**Instructions to follow**
Output every line of the entries from the line containing "Parse this screenshot: output" through the last, exactly, with no other content.

[Figure dataset records]
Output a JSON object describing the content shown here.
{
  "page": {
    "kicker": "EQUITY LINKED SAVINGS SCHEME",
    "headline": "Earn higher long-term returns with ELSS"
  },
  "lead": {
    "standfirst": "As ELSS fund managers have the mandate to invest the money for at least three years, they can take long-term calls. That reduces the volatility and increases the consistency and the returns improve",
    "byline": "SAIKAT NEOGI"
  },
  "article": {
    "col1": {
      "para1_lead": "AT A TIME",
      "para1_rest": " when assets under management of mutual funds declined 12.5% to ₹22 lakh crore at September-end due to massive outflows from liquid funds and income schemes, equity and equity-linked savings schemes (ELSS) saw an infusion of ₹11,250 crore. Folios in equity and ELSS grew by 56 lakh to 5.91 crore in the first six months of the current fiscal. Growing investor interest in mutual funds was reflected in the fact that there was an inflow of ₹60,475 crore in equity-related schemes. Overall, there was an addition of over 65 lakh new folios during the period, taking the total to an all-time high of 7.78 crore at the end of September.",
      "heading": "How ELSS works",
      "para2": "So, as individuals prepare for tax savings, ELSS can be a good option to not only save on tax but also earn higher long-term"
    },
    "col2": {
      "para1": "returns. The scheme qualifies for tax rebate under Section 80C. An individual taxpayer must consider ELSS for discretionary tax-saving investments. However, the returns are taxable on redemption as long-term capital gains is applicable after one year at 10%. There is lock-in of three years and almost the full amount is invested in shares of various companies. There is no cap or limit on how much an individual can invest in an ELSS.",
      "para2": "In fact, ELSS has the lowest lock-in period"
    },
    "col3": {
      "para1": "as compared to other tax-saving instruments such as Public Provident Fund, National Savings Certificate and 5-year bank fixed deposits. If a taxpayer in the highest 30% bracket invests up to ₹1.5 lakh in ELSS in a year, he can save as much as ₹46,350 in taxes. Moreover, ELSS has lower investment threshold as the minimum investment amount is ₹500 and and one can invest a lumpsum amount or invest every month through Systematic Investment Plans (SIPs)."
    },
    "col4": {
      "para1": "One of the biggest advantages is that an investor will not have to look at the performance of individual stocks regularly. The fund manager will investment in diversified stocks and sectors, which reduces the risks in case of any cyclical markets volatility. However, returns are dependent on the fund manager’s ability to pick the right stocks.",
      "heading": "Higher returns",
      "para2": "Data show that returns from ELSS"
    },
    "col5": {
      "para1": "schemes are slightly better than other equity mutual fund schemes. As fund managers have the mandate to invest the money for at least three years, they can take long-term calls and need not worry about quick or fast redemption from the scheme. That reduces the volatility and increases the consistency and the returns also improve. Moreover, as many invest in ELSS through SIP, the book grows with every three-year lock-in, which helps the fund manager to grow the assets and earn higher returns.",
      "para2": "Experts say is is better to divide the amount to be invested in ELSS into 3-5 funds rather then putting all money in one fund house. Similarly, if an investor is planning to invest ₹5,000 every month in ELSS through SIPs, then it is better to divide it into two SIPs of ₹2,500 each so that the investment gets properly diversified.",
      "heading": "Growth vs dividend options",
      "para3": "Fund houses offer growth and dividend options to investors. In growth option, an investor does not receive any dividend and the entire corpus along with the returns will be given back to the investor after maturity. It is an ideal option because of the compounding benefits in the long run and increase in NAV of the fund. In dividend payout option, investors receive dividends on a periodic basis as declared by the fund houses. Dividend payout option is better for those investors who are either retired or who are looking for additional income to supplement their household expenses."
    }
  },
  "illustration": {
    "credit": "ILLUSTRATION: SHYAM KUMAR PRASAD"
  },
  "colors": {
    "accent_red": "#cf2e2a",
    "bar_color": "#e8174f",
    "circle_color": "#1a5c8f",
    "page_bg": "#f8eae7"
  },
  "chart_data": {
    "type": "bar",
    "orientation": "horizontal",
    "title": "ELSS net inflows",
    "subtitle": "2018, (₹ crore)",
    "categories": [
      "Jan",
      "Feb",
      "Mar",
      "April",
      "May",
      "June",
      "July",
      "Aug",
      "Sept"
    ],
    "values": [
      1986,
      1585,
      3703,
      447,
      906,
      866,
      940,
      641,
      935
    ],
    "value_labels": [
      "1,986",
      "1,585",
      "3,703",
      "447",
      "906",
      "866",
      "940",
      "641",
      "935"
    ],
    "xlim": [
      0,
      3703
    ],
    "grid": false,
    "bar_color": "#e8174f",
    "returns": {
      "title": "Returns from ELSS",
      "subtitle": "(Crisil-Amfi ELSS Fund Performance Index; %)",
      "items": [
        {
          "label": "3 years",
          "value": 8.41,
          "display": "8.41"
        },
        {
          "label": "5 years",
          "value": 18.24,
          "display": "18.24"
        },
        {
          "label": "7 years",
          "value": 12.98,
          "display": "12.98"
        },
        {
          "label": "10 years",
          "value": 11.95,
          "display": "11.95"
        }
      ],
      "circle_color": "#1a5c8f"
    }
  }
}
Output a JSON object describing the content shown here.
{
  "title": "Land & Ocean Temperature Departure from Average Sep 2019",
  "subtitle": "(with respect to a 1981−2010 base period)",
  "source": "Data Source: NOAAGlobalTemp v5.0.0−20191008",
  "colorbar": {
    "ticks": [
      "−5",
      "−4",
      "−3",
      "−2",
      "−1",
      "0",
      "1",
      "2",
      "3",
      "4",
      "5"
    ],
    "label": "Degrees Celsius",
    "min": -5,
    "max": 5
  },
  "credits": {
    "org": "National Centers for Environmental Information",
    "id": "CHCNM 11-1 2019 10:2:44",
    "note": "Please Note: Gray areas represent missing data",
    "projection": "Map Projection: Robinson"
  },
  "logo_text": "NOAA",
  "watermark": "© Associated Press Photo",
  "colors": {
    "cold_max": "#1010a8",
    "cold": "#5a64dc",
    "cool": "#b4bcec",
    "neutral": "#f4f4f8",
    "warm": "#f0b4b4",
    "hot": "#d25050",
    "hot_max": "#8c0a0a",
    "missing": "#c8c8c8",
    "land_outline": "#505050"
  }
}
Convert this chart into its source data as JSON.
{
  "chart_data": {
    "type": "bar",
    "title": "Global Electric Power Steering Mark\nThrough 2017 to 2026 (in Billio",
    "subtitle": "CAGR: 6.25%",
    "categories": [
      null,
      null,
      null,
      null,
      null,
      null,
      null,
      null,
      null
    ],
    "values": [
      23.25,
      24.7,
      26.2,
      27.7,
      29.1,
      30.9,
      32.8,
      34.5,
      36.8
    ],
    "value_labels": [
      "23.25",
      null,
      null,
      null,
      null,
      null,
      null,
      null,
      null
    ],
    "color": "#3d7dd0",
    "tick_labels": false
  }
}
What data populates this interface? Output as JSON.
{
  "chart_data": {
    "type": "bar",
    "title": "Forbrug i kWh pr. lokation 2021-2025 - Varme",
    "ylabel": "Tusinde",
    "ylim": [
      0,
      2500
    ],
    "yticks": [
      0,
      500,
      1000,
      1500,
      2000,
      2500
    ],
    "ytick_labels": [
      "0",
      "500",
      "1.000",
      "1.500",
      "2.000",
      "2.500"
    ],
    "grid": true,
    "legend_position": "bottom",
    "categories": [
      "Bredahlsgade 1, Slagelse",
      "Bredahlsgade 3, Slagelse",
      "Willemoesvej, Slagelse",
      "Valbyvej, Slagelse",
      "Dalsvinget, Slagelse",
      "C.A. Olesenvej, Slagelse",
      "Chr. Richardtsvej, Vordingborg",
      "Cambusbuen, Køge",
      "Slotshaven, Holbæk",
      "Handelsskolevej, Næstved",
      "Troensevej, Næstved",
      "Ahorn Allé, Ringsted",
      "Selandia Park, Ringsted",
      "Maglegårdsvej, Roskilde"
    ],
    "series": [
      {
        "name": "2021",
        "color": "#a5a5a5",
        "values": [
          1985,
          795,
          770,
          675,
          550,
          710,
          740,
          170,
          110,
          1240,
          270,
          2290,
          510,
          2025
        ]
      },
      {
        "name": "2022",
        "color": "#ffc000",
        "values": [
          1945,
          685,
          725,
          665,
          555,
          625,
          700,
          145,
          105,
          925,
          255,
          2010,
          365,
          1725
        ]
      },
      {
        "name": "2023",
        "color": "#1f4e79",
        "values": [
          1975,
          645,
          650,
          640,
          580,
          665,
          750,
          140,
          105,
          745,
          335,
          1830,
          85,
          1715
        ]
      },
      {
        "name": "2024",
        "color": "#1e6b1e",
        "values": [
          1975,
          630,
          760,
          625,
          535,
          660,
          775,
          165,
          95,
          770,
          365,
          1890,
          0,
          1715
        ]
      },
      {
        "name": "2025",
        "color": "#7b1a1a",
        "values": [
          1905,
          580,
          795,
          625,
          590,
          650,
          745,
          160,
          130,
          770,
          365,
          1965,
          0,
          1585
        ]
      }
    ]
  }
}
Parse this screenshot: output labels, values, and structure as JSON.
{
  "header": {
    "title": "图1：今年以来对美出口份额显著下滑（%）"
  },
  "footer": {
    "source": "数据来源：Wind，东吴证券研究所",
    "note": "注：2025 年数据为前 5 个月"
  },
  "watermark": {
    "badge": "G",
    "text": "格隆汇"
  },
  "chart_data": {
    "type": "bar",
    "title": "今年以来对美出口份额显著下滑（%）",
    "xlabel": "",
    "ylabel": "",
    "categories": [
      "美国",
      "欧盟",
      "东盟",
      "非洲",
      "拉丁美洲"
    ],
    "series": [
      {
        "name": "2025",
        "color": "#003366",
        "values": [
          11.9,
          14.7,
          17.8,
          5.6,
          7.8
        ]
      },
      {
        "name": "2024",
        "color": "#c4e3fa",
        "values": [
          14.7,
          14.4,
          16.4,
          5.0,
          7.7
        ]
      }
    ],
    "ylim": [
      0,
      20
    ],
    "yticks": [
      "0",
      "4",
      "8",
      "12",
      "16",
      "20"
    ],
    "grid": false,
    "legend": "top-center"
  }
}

**Exercise output**
Parse this screenshot: output labels, values, and structure as JSON.
{
  "header": {
    "title": "图1：今年以来对美出口份额显著下滑（%）"
  },
  "footer": {
    "source": "数据来源：Wind，东吴证券研究所",
    "note": "注：2025 年数据为前 5 个月"
  },
  "watermark": {
    "badge": "G",
    "text": "格隆汇"
  },
  "chart_data": {
    "type": "bar",
    "title": "今年以来对美出口份额显著下滑（%）",
    "xlabel": "",
    "ylabel": "",
    "categories": [
      "美国",
      "欧盟",
      "东盟",
      "非洲",
      "拉丁美洲"
    ],
    "series": [
      {
        "name": "2025",
        "color": "#003366",
        "values": [
          11.9,
          14.7,
          17.8,
          5.6,
          7.8
        ]
      },
      {
        "name": "2024",
        "color": "#c4e3fa",
        "values": [
          14.7,
          14.4,
          16.4,
          5.0,
          7.7
        ]
      }
    ],
    "ylim": [
      0,
      20
    ],
    "yticks": [
      "0",
      "4",
      "8",
      "12",
      "16",
      "20"
    ],
    "grid": false,
    "legend": "top-center"
  }
}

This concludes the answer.